## PROMPT
Write each line out exactly, leaving none out.

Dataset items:
Begin

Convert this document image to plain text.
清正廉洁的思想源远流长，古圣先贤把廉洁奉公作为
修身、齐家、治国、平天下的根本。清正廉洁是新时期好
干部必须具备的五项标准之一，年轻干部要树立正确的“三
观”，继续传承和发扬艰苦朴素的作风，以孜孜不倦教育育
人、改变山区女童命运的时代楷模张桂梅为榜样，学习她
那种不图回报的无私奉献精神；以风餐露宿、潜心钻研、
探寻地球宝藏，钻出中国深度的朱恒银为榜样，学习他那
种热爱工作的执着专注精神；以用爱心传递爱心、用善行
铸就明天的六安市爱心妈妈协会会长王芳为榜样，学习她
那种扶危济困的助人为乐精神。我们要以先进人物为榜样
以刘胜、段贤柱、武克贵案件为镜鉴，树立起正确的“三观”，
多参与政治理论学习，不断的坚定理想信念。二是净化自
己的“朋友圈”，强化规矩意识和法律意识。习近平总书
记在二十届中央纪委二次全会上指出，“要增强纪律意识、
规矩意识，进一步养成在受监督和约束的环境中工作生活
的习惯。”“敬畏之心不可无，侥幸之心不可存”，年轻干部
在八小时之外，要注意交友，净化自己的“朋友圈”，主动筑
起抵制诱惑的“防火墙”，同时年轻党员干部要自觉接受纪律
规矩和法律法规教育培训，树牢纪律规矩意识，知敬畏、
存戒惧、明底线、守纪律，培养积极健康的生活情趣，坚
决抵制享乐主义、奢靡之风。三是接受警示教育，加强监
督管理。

End

## ANSWER FOR THIS EXERCISE
Convert this document image to plain text.
清正廉洁的思想源远流长，古圣先贤把廉洁奉公作为
修身、齐家、治国、平天下的根本。清正廉洁是新时期好
干部必须具备的五项标准之一，年轻干部要树立正确的“三
观”，继续传承和发扬艰苦朴素的作风，以孜孜不倦教育育
人、改变山区女童命运的时代楷模张桂梅为榜样，学习她
那种不图回报的无私奉献精神；以风餐露宿、潜心钻研、
探寻地球宝藏，钻出中国深度的朱恒银为榜样，学习他那
种热爱工作的执着专注精神；以用爱心传递爱心、用善行
铸就明天的六安市爱心妈妈协会会长王芳为榜样，学习她
那种扶危济困的助人为乐精神。我们要以先进人物为榜样
以刘胜、段贤柱、武克贵案件为镜鉴，树立起正确的“三观”，
多参与政治理论学习，不断的坚定理想信念。二是净化自
己的“朋友圈”，强化规矩意识和法律意识。习近平总书
记在二十届中央纪委二次全会上指出，“要增强纪律意识、
规矩意识，进一步养成在受监督和约束的环境中工作生活
的习惯。”“敬畏之心不可无，侥幸之心不可存”，年轻干部
在八小时之外，要注意交友，净化自己的“朋友圈”，主动筑
起抵制诱惑的“防火墙”，同时年轻党员干部要自觉接受纪律
规矩和法律法规教育培训，树牢纪律规矩意识，知敬畏、
存戒惧、明底线、守纪律，培养积极健康的生活情趣，坚
决抵制享乐主义、奢靡之风。三是接受警示教育，加强监
督管理。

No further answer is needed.